──────── SUPPLIED MATERIAL
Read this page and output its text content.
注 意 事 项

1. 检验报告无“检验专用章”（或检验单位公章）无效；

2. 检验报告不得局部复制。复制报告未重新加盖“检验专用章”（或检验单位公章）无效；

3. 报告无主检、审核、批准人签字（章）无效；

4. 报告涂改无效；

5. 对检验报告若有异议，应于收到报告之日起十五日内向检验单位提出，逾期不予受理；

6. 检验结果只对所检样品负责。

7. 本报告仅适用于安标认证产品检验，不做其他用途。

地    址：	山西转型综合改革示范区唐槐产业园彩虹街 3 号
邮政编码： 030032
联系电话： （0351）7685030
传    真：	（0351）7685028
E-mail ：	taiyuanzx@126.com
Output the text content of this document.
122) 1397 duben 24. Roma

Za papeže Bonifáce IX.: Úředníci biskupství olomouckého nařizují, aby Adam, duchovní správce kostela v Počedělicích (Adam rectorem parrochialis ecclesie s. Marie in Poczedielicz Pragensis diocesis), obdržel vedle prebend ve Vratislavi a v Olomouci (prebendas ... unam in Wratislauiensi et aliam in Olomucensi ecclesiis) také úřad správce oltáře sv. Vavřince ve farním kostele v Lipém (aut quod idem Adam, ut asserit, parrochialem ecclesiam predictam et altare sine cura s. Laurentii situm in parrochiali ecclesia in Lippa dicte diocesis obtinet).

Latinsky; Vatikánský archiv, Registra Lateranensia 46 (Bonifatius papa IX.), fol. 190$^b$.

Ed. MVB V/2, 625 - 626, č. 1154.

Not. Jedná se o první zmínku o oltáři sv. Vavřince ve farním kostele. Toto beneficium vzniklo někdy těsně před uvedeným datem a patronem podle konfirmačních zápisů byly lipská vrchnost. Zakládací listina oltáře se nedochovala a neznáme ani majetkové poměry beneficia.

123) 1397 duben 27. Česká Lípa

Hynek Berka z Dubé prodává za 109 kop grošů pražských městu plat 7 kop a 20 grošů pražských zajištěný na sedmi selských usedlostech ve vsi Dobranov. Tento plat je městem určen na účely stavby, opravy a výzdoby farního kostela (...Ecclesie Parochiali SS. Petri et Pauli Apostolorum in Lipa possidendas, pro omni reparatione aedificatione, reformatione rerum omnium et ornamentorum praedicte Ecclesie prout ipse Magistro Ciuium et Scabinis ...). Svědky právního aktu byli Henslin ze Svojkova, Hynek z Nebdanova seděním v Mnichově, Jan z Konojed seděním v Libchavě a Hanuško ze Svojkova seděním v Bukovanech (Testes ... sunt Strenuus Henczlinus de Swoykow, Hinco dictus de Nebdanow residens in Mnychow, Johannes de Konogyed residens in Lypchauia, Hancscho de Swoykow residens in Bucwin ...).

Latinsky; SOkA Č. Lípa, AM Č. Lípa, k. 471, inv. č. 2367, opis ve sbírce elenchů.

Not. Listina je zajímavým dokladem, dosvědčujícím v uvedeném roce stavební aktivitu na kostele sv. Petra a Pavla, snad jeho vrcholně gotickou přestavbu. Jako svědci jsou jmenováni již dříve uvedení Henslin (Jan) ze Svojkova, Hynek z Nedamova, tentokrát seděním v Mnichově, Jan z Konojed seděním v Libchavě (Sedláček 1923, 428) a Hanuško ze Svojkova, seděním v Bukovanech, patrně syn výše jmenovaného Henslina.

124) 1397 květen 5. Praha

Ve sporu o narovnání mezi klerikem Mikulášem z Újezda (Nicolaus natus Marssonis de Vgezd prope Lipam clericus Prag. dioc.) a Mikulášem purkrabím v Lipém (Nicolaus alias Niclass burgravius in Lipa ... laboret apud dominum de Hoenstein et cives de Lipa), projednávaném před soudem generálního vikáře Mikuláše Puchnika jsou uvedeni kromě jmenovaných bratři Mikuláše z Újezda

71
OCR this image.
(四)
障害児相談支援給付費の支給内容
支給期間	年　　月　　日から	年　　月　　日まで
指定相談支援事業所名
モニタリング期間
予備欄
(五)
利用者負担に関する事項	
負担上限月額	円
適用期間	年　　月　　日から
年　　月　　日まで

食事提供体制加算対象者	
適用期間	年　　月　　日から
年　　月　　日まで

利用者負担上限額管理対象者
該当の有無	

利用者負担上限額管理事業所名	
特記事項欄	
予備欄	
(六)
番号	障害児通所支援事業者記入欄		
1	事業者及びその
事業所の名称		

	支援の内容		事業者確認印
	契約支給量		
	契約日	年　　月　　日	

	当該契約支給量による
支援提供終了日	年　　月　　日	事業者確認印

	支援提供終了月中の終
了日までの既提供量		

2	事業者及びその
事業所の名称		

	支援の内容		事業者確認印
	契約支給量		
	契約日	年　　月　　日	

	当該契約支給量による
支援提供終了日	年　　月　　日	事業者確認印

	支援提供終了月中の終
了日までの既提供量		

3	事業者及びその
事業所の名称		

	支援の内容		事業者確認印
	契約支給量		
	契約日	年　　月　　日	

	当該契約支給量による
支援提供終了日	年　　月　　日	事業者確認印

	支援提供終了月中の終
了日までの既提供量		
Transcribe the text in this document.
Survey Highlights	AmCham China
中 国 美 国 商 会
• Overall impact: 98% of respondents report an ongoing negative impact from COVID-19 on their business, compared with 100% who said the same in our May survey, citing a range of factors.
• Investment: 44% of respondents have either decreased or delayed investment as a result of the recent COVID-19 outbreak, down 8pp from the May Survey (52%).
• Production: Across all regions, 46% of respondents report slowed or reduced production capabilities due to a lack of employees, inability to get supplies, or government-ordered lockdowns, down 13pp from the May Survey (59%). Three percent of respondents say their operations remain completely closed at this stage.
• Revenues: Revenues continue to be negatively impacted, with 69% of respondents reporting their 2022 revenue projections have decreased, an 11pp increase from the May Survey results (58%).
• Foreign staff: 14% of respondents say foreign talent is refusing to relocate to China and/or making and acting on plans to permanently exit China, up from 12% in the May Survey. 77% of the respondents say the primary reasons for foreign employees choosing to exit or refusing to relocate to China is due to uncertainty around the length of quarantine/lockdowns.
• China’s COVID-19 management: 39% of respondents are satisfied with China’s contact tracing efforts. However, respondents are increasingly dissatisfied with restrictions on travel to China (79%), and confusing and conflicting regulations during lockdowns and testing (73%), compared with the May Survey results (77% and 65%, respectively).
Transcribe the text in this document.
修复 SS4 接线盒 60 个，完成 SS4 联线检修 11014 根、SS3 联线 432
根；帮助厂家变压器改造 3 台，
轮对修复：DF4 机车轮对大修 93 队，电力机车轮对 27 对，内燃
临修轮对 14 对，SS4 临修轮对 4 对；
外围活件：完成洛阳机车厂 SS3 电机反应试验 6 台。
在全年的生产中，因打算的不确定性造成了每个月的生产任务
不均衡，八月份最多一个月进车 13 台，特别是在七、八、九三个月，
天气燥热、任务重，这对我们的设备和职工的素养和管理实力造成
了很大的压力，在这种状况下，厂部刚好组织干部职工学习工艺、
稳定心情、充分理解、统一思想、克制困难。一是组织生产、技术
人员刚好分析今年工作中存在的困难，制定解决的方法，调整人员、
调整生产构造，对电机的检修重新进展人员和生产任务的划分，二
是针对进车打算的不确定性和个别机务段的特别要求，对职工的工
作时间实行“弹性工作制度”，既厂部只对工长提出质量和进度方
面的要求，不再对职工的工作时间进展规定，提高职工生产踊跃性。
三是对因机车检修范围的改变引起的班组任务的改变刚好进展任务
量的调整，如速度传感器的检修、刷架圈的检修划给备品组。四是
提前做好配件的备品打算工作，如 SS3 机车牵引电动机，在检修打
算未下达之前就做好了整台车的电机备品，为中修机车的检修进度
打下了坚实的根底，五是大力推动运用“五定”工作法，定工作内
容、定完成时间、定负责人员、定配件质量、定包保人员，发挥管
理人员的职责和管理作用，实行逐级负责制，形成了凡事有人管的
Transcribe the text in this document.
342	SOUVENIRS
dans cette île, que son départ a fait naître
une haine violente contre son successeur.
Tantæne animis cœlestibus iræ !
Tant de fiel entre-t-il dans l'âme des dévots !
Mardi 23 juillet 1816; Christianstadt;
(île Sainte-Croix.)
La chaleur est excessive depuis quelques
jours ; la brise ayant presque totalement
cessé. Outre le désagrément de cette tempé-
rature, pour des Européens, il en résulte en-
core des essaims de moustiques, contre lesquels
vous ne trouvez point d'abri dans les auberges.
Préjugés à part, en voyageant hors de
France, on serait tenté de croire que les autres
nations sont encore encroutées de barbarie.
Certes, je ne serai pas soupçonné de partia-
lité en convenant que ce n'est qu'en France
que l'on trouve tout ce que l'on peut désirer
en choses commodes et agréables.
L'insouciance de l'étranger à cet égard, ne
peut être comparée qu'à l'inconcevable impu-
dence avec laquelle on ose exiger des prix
────────────────
**CHALLENGE:** Work out the number of lines in this listing that include the word "dans". Reply with that number only.

**ANSWER:** 3